• **GIVEN EXERCISE**
Say how many lines in the records include the string "Tempo", adding no other words.

• **MATERIAL TO PROCESS**
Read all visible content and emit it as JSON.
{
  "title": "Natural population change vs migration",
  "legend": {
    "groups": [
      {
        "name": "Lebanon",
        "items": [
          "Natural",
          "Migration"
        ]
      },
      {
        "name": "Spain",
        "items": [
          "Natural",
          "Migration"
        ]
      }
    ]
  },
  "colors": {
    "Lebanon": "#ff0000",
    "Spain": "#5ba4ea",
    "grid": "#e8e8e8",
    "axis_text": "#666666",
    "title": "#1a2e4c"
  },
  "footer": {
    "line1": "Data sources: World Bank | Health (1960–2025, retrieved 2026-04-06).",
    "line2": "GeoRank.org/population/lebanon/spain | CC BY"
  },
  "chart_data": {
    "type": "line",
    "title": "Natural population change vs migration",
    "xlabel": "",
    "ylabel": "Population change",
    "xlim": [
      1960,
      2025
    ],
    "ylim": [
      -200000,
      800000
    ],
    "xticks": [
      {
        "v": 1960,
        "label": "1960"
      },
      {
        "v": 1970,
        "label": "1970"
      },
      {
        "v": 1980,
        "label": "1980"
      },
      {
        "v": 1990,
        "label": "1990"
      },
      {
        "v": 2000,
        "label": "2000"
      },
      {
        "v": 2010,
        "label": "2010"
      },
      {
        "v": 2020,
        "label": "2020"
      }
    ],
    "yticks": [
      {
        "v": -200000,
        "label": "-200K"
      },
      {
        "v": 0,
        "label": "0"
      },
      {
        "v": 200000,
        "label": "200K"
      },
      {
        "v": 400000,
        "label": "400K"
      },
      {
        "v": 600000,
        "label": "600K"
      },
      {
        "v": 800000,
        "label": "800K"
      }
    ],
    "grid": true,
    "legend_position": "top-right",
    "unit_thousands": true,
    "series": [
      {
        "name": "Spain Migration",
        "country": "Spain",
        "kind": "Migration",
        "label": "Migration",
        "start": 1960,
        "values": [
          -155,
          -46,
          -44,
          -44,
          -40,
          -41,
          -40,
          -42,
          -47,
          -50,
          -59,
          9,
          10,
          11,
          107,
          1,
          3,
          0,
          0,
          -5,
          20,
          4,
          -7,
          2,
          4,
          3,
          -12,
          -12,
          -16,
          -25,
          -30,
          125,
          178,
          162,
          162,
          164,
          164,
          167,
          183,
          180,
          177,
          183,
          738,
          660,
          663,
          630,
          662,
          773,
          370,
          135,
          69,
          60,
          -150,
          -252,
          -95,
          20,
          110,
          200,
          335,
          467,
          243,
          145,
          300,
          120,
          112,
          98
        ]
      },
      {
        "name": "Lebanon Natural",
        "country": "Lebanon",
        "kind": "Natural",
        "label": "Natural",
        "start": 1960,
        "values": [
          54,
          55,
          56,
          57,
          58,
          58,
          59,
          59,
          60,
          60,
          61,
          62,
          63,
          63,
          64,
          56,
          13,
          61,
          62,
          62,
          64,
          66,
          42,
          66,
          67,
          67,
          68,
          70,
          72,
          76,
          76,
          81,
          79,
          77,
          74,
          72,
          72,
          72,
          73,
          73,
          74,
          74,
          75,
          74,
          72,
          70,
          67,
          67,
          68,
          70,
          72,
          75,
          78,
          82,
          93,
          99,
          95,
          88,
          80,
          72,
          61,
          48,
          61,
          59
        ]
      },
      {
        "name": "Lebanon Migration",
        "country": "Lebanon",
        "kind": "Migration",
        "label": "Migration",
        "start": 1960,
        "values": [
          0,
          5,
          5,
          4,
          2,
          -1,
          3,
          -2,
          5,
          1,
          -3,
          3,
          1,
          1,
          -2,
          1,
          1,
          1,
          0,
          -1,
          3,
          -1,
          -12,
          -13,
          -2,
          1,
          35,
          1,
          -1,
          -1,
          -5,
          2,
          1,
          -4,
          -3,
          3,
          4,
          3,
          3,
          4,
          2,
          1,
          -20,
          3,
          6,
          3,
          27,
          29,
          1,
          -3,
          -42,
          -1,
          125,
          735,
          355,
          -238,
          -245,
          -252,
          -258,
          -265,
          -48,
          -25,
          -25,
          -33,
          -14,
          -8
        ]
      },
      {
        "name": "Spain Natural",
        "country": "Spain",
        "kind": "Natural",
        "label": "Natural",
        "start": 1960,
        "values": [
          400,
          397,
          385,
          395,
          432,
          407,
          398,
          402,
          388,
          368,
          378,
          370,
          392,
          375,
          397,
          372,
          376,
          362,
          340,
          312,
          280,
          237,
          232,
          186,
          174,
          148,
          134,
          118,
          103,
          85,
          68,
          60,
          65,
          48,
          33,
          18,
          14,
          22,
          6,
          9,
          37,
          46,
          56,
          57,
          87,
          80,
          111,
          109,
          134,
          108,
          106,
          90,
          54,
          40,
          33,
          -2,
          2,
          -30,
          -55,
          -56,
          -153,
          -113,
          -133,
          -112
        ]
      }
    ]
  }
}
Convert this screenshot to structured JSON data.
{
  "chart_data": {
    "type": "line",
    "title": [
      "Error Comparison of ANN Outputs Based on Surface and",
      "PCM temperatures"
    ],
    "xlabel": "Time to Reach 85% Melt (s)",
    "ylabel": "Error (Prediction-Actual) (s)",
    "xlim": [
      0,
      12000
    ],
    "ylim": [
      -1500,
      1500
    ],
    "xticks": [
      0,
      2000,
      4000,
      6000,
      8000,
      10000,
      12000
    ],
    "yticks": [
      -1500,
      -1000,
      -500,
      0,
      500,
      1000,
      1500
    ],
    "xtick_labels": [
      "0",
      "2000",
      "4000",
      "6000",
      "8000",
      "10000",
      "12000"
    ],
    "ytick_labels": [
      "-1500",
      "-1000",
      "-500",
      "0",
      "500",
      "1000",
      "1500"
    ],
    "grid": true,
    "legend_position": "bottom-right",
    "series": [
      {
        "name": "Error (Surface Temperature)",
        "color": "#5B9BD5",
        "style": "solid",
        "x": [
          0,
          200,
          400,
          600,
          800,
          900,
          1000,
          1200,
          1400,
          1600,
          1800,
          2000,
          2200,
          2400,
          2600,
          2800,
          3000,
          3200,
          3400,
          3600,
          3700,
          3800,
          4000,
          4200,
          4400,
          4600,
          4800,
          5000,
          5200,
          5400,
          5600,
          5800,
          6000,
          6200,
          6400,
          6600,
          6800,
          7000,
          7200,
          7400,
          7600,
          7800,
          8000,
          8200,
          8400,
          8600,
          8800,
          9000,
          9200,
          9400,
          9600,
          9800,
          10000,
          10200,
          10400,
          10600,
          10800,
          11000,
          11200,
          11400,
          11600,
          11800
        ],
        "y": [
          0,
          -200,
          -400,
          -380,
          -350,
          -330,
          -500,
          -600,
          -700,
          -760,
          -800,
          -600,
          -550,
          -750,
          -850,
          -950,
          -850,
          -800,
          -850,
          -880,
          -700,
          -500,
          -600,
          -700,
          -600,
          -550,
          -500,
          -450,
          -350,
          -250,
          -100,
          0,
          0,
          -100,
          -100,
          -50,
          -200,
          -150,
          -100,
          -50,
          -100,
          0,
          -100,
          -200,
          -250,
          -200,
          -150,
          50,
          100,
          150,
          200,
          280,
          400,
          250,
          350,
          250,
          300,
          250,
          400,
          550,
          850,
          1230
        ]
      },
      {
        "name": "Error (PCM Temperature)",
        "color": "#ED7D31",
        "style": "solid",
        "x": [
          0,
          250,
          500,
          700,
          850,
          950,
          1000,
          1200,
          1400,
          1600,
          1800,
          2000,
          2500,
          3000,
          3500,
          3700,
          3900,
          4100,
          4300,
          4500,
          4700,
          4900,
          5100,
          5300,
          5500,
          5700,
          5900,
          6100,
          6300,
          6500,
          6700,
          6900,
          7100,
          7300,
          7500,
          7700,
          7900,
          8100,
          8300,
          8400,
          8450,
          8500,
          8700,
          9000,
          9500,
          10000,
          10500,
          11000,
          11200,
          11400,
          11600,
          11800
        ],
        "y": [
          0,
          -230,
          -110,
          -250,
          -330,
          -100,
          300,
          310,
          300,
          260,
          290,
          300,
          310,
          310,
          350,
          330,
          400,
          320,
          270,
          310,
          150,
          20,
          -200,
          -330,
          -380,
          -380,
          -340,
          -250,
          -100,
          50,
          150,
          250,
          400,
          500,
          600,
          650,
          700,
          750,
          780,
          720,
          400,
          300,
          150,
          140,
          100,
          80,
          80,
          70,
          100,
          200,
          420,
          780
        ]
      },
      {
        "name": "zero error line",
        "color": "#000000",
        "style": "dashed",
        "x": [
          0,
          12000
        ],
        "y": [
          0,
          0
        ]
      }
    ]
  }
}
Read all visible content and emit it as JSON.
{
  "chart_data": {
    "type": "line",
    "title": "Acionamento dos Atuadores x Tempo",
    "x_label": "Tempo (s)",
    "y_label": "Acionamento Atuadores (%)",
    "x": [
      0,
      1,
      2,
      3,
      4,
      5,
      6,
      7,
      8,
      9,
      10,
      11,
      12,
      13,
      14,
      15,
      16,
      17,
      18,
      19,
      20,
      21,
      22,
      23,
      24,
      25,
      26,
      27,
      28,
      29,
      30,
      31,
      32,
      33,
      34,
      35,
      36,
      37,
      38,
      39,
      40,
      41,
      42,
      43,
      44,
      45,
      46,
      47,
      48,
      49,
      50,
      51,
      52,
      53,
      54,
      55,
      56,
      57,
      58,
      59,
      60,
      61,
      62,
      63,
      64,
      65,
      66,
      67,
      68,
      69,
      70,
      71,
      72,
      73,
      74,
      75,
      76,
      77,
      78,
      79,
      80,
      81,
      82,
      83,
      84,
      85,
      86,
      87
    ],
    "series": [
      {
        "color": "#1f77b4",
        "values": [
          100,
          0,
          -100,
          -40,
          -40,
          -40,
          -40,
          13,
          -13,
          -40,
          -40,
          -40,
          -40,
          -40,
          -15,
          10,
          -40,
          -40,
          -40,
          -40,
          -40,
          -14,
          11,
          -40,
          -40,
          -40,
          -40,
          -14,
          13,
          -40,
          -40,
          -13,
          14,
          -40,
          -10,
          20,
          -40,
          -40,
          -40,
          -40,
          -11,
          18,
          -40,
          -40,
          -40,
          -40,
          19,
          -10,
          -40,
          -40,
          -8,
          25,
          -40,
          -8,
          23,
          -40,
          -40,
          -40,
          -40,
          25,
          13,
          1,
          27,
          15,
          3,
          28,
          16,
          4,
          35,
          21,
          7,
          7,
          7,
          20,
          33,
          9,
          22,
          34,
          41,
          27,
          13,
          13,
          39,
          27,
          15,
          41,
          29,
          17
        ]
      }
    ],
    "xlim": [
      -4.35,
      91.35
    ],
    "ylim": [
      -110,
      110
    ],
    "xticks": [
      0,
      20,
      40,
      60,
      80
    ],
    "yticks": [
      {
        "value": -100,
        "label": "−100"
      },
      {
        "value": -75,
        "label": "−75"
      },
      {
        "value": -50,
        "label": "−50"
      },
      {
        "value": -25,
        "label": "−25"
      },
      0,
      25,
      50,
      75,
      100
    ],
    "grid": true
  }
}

• **TASK RESPONSE**
2